Lista de tarefas:
1) Segundo o trecho sobre Eloisa Samy, a que país ela pediu asilo político em 2014?
2) Prossiga com o trecho sobre o embate entre feministas radicais e prostitutas organizadas a partir da última frase apresentada.

Trecho:
......

A advogada Eloisa Samy rebate a ideia: “Dizer a verdade não é xingar”. Carioca e ativista de direitos humanos, ganhou visibilidade em 2014, quando pediu asilo político ao Uruguai depois de ser acusada de comandar protestos violentos. Ela é também uma radical. Isso inclui defender o fim do sexo pago e não aceitar transexuais e travestis no movimento feminista. “Entendemos que o transexualismo não passa de performance.”

A posição dificulta o diálogo com as prostitutas organizadas, que incluem trans como a pré-candidata a vereadora de Campinas pelo PSOL Amara Moira. Seu perfil pessoal no Facebook também foi bloqueado após denúncias. “A mim, elas rotulam: macho de saia, fetichizador da opressão feminina se prostituindo por prazer. São incapazes de aceitar a profissão como escolha.” Após notificação, ela precisou comprovar seu nome social para reaver seu perfil e defender suas ideias. “Quando elas falam que tudo é estupro, estão banalizando a coisa de forma perigosa. Se é assim, como poderei ir à polícia em caso de violência real?”

......

Dados fornecidos:
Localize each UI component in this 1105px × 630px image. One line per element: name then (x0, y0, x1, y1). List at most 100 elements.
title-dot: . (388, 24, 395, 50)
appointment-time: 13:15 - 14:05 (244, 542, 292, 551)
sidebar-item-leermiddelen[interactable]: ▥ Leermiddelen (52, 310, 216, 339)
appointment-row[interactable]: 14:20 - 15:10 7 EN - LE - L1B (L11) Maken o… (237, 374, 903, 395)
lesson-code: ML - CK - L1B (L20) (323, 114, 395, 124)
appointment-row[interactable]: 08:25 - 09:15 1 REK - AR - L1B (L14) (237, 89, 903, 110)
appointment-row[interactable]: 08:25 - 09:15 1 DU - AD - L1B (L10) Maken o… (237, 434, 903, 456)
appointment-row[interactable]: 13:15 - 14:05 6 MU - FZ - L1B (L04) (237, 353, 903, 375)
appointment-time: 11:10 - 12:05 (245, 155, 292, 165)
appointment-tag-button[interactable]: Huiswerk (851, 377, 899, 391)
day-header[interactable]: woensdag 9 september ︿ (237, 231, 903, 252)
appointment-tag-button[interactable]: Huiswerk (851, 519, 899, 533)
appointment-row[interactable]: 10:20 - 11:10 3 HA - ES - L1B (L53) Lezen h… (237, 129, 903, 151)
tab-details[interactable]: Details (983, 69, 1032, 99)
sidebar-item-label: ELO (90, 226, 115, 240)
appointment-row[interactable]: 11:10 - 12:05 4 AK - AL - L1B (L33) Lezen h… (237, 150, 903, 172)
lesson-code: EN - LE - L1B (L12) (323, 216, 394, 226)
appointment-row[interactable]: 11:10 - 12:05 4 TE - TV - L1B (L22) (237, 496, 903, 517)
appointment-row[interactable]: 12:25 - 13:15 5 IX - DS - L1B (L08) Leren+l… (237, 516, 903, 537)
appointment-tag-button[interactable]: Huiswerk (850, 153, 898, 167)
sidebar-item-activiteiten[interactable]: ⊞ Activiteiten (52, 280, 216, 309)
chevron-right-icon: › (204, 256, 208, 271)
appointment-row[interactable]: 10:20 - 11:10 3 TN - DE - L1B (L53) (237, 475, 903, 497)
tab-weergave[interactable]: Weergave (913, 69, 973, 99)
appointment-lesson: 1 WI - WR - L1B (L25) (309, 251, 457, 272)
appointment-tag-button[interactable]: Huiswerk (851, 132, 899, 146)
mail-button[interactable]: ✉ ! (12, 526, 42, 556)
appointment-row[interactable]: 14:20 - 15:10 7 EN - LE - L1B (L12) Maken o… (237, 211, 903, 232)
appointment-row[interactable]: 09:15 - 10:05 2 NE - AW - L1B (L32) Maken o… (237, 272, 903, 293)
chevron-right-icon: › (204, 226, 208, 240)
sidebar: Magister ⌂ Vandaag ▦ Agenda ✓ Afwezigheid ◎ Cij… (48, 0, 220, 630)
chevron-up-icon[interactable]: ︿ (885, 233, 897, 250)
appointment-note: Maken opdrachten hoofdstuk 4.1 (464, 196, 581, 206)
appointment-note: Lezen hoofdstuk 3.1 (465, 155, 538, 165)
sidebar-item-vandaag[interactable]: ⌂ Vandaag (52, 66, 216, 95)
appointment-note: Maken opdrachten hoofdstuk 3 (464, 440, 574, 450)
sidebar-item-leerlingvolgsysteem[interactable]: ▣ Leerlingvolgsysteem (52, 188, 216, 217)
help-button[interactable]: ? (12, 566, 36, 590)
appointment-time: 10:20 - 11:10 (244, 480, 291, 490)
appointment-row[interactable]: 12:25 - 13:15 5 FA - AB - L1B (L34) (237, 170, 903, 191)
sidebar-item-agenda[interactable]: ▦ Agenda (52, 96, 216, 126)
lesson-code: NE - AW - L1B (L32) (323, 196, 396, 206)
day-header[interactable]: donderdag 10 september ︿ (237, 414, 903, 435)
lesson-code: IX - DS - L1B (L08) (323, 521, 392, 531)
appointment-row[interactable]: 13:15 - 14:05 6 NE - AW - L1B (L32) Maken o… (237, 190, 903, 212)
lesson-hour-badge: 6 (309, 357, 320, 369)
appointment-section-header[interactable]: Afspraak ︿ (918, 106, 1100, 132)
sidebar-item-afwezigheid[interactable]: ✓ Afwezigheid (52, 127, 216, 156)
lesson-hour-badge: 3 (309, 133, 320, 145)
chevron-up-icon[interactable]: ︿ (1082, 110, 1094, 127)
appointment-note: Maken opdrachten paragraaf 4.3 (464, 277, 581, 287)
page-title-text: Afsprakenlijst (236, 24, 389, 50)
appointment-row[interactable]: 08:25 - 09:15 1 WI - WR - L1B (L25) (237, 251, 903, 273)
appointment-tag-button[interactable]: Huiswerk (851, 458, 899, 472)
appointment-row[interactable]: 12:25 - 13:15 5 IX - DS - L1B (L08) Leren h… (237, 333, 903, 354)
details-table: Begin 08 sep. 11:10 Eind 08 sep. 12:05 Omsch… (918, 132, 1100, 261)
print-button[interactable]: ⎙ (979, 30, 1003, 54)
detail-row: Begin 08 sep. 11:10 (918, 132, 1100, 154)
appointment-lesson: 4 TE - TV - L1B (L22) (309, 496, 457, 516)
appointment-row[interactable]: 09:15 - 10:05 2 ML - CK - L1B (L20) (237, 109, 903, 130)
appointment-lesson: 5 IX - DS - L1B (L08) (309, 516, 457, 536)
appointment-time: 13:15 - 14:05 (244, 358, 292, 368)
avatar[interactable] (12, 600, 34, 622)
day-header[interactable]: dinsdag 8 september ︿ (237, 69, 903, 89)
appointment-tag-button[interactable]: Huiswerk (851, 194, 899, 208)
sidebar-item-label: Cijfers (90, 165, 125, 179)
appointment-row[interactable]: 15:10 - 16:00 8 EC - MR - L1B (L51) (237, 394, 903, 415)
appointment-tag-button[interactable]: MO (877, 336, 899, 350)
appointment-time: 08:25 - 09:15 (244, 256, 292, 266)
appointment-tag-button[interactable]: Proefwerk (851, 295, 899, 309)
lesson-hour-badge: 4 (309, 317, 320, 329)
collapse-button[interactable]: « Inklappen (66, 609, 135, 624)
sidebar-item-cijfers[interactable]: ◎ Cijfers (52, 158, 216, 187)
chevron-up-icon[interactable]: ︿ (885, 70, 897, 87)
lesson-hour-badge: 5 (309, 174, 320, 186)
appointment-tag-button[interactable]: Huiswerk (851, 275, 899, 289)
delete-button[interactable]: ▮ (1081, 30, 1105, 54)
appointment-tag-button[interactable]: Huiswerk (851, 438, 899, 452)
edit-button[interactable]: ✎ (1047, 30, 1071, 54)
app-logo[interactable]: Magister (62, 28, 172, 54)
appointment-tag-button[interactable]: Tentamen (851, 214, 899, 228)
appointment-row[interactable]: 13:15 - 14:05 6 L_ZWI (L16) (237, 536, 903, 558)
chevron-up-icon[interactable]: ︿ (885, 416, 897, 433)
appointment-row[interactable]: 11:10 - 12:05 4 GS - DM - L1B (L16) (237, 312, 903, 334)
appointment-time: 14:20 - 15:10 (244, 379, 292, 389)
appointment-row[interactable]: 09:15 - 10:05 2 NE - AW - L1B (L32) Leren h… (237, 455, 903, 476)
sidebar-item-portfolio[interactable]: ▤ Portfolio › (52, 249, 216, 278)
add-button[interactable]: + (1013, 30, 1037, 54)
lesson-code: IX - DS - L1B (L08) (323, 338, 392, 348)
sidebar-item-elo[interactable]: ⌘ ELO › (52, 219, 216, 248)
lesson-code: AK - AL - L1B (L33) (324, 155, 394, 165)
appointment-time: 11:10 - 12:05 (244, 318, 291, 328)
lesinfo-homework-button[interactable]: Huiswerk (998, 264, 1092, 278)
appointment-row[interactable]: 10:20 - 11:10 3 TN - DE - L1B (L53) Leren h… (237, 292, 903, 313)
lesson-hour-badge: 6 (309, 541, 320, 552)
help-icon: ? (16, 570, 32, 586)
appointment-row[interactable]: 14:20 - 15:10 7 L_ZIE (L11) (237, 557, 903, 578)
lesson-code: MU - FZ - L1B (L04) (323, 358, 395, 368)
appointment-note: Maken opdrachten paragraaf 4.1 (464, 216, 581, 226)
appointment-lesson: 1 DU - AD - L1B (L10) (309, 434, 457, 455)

......

Respostas por tarefa:
1) Ao Uruguai.

2)
Os dois grupos se acusam de não saber ouvir. Depois de dias de críticas, as radicais que integrariam a mesa no fatídico evento foram desconvidadas pela organização. “Os ataques eram atrozes e foram piorando. Elas diziam que iriam invadir 'de bonde' o local. A ideia inicial era ter um diálogo, mas a violência das ameaças nos fez repensar. Não podíamos permitir que chegassem para oprimir”, explica Indianara. As radfem criaram, então, um evento paralelo para discutir o tema entre elas. Ambos foram transmitidos via streaming e disponilizados na internet.

“Não concordo com feminismo de mulheres agredindo mulheres. Nesse caso específico, acredito que o protagonismo é das prostitutas”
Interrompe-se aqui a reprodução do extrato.